Records about charts and figures
──────

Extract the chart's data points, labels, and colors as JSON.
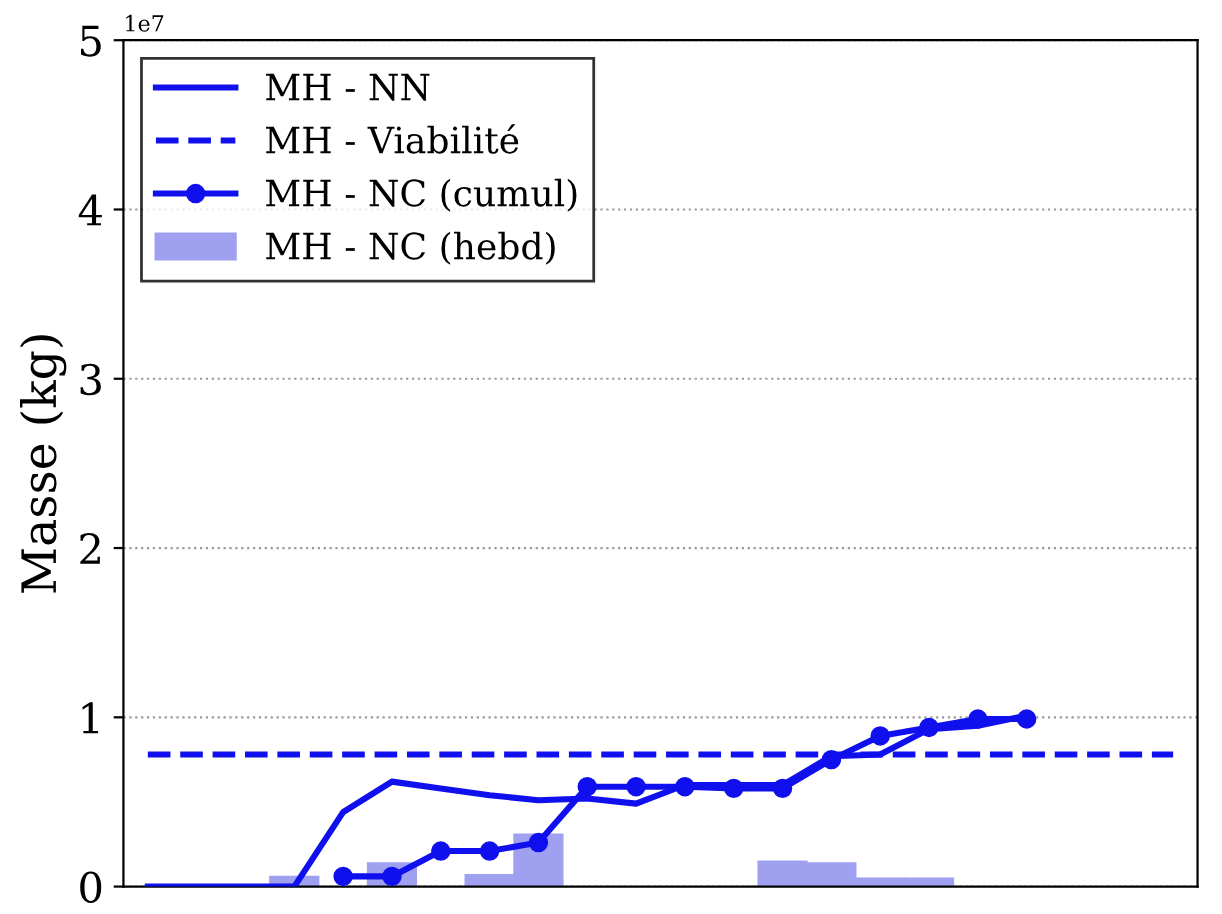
{
  "chart_data": {
    "type": "line",
    "ylabel": "Masse (kg)",
    "categories": [
      null,
      null,
      null,
      null,
      null,
      null,
      null,
      null,
      null,
      null,
      null,
      null,
      null,
      null,
      null,
      null,
      null,
      null,
      null,
      null,
      null,
      null
    ],
    "series": [
      {
        "name": "MH - NN",
        "color": "#1010ee",
        "line_style": "solid",
        "marker": "none",
        "values": [
          0,
          0,
          0,
          0,
          0.44,
          0.62,
          0.58,
          0.54,
          0.51,
          0.52,
          0.49,
          0.6,
          0.6,
          0.6,
          0.77,
          0.78,
          0.93,
          0.95,
          1.01,
          null,
          null,
          null
        ]
      },
      {
        "name": "MH - Viabilité",
        "color": "#1010ee",
        "line_style": "dashed",
        "marker": "none",
        "values": [
          0.78,
          0.78,
          0.78,
          0.78,
          0.78,
          0.78,
          0.78,
          0.78,
          0.78,
          0.78,
          0.78,
          0.78,
          0.78,
          0.78,
          0.78,
          0.78,
          0.78,
          0.78,
          0.78,
          0.78,
          0.78,
          0.78
        ]
      },
      {
        "name": "MH - NC (cumul)",
        "color": "#1010ee",
        "line_style": "solid",
        "marker": "circle",
        "values": [
          null,
          null,
          null,
          null,
          0.06,
          0.06,
          0.21,
          0.21,
          0.26,
          0.59,
          0.59,
          0.59,
          0.58,
          0.58,
          0.75,
          0.89,
          0.94,
          0.99,
          0.99,
          null,
          null,
          null
        ]
      },
      {
        "name": "MH - NC (hebd)",
        "type": "bar",
        "color": "#a0a0f0",
        "values": [
          null,
          null,
          null,
          0.06,
          null,
          0.14,
          null,
          0.07,
          0.31,
          null,
          null,
          null,
          null,
          0.15,
          0.14,
          0.05,
          0.05,
          null,
          null,
          null,
          null,
          null
        ]
      }
    ],
    "ylim": [
      0,
      5
    ],
    "yticks": [
      0,
      1,
      2,
      3,
      4,
      5
    ],
    "annotations": [
      "1e7"
    ],
    "grid": "y",
    "legend": "top left",
    "tick_labels": "y"
  }
}
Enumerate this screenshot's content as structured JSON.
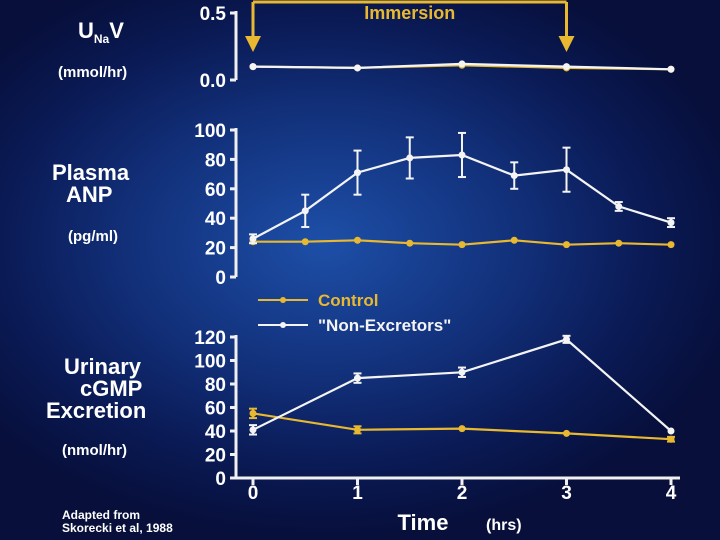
{
  "labels": {
    "p1_title": "U",
    "p1_sub": "Na",
    "p1_title2": "V",
    "p1_unit": "(mmol/hr)",
    "p2_title_line1": "Plasma",
    "p2_title_line2": "ANP",
    "p2_unit": "(pg/ml)",
    "p3_title_line1": "Urinary",
    "p3_title_line2": "cGMP",
    "p3_title_line3": "Excretion",
    "p3_unit": "(nmol/hr)",
    "immersion": "Immersion",
    "xlabel": "Time",
    "xunit": "(hrs)",
    "citation_line1": "Adapted from",
    "citation_line2": "Skorecki et al, 1988"
  },
  "colors": {
    "control": "#e8b830",
    "non_excretors": "#f4f4f4",
    "axis": "#f0f0f0",
    "immersion": "#e8b830"
  },
  "chart_data": [
    {
      "type": "line",
      "panel": "UNaV",
      "ylabel": "UNaV (mmol/hr)",
      "ylim": [
        0,
        0.5
      ],
      "yticks": [
        "0.0",
        "0.5"
      ],
      "xlim": [
        0,
        4
      ],
      "annotation": {
        "text": "Immersion",
        "x_start": 0,
        "x_end": 3
      },
      "series": [
        {
          "name": "Control",
          "x": [
            0,
            1,
            2,
            3,
            4
          ],
          "y": [
            0.1,
            0.09,
            0.11,
            0.09,
            0.08
          ]
        },
        {
          "name": "\"Non-Excretors\"",
          "x": [
            0,
            1,
            2,
            3,
            4
          ],
          "y": [
            0.1,
            0.09,
            0.12,
            0.1,
            0.08
          ]
        }
      ]
    },
    {
      "type": "line",
      "panel": "Plasma ANP",
      "ylabel": "Plasma ANP (pg/ml)",
      "ylim": [
        0,
        100
      ],
      "yticks": [
        "0",
        "20",
        "40",
        "60",
        "80",
        "100"
      ],
      "xlim": [
        0,
        4
      ],
      "legend": {
        "placement": "bottom-left",
        "entries": [
          "Control",
          "\"Non-Excretors\""
        ]
      },
      "series": [
        {
          "name": "Control",
          "x": [
            0,
            0.5,
            1,
            1.5,
            2,
            2.5,
            3,
            3.5,
            4
          ],
          "y": [
            24,
            24,
            25,
            23,
            22,
            25,
            22,
            23,
            22
          ],
          "err": [
            1,
            1,
            1,
            1,
            1,
            1,
            1,
            1,
            1
          ]
        },
        {
          "name": "\"Non-Excretors\"",
          "x": [
            0,
            0.5,
            1,
            1.5,
            2,
            2.5,
            3,
            3.5,
            4
          ],
          "y": [
            26,
            45,
            71,
            81,
            83,
            69,
            73,
            48,
            37
          ],
          "err": [
            3,
            11,
            15,
            14,
            15,
            9,
            15,
            3,
            3
          ]
        }
      ]
    },
    {
      "type": "line",
      "panel": "Urinary cGMP Excretion",
      "ylabel": "Urinary cGMP Excretion (nmol/hr)",
      "ylim": [
        0,
        120
      ],
      "yticks": [
        "0",
        "20",
        "40",
        "60",
        "80",
        "100",
        "120"
      ],
      "xlim": [
        0,
        4
      ],
      "xticks": [
        "0",
        "1",
        "2",
        "3",
        "4"
      ],
      "xlabel": "Time (hrs)",
      "series": [
        {
          "name": "Control",
          "x": [
            0,
            1,
            2,
            3,
            4
          ],
          "y": [
            55,
            41,
            42,
            38,
            33
          ],
          "err": [
            4,
            3,
            1,
            1,
            2
          ]
        },
        {
          "name": "\"Non-Excretors\"",
          "x": [
            0,
            1,
            2,
            3,
            4
          ],
          "y": [
            41,
            85,
            90,
            118,
            40
          ],
          "err": [
            4,
            4,
            4,
            3,
            1
          ]
        }
      ]
    }
  ]
}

──────

OBJECTIVE - Pick out each line containing the string "left" and copy it.

THE RESULT -
    "legend": "top left",
        "placement": "bottom-left",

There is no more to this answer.